圣宗讳隆绪,景宗之长子。年十二即位,改元统和。尊母萧氏为承天太后,临朝称制凡二十七年,乃归政于帝。宋杨业之陷,康保裔、王继忠之败,与夫澶渊之役,皆统和二十五年前事。是时三、四大战,帝虽亲履行阵,力战深入,而太后实未归政也。

统和元年。帝即位,复号大契丹。

春二月朔,日食。

统和二年

统和三年。冬十二月朔,日食。

统和四年。春正月,宋曹彬等分三道攻契丹。曹彬克涿州;田重进克飞狐、灵邱二县及蔚州;潘美克云、寰、朔、应四州。宋寻命潘美、杨业迁云、寰、朔、应四州之民于许、汝间。时西南面招安使大鹏翼、监军马𫖳、副将何万通为其所擒。曹彬等亦连收新城、固安,取涿州。以粮食不继,退师至岐沟关北。契丹兵大至,追及,宋师大败。

六月朔,日食。

秋八月,萧太后与大臣耶律汉宁、南北皮室、五押惕隐领众十馀万,复取寰州,擒宋杨业。

先是,宋克云、朔、寰、应四州,命潘美、杨业迁四州之民于许、汝,以所部护送,契丹邀击之。杨业力战,自日中至暮,手刃数百人,马重伤不能进,遂为契丹所擒。业太息曰:“主上遇我甚厚,何面目求活于虏中?”乃不食,三日而死。其麾下尚百馀人,业慰遣之,皆感泣不肯去。遂俱死,无生还者。

十二月,契丹因获杨业之胜,乃遣耶律逊宁号于越者,以数万骑取瀛州。宋部署刘廷让来御,战于君子馆,会天大寒,宋师不能彀弓弩,契丹兵围廷让数重。无救,全军败没,廷让以身免。平州团练使贺令图、高阳关部署杨重进俱陷。契丹势益振,长驱深入深、祁,陷易州,魏、博之北,咸被其祸。

契丹攻代州,为守臣张齐贤伏兵掩击,败走。

统和五年。春正月,契丹攻陷深、祁、德、易四州。

统和六年。冬十一月,契丹骑大至唐河北,将攻于宋,为定州都部署李继隆与监军袁继忠拒战,败绩。

统和七年。秋七月,彗出东井,凡三十日。

契丹攻威虏军,为宋尹继伦、李继隆败于唐、徐河间,杀契丹相皮室,其大将于越被伤遁走,俘获甚众。自是契丹不复大入。契丹之人以继伦面黑,相戒曰:“当回避黑面大王。”

九月,镇星荧惑入南斗。

统和八年

统和九年。春闰月朔,日食。

冬十二月,女真以契丹兵隔其贡宋之路,请宋攻之,不许。自是遂属契丹。

统和十年。春二月朔,日食。

统和十一年。秋八月朔,日食。

统和十二年。冬十二月朔,日食,阴雪不见。

统和十三年。春正月,契丹自振武入攻,为府州折御卿败于子河汊。契丹兵死亡甚

夏四月,契丹攻雄州,为守臣何承矩所败。

统和十四年

统和十五年。春三月,宋太宗崩。

统和十六年。春二月,彗出营室北。

• 记录数据:
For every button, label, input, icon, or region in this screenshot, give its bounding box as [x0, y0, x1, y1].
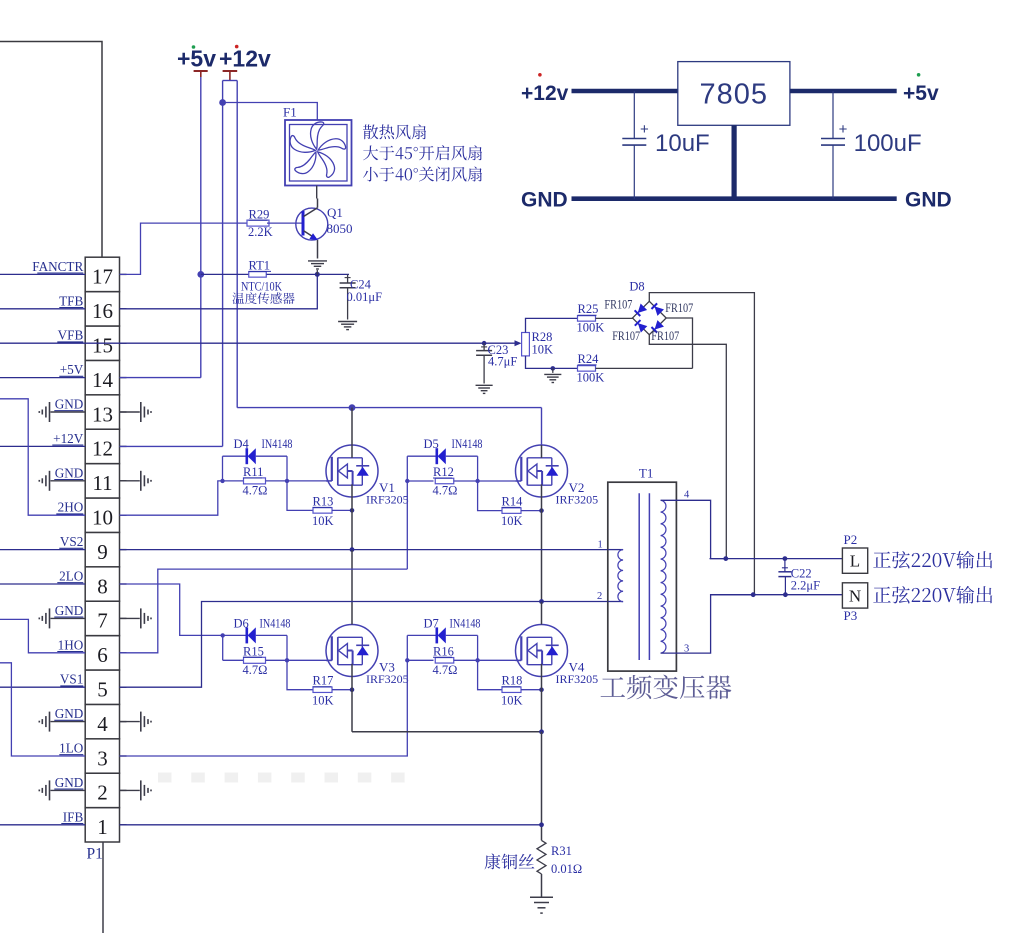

• 工作指示:
1. 把上面文献中的这句话译成英文:“契丹攻代州,为守臣张齐贤伏兵掩击,败走。”
2. 逐字照录上面文献中从“统和六年。冬十一月,契丹骑大”到“统和九年。春闰月朔,日食。”的文字。
3. 据上面的文献,曹彬等人为什么退兵到岐沟关北?请用一到三句话说明。

• 答复清单:
1. The Khitan attacked Daizhou, but were struck by an ambush that the defending official Zhang Qixian had laid, and fled in defeat.

2.
统和六年。冬十一月,契丹骑大至唐河北,将攻于宋,为定州都部署李继隆与监军袁继忠拒战,败绩。

统和七年。秋七月,彗出东井,凡三十日。

契丹攻威虏军,为宋尹继伦、李继隆败于唐、徐河间,杀契丹相皮室,其大将于越被伤遁走,俘获甚众。自是契丹不复大入。契丹之人以继伦面黑,相戒曰:“当回避黑面大王。”

九月,镇星荧惑入南斗。

统和八年

统和九年。春闰月朔,日食。

3. 因为粮食接济不上,曹彬等人才退兵到岐沟关北。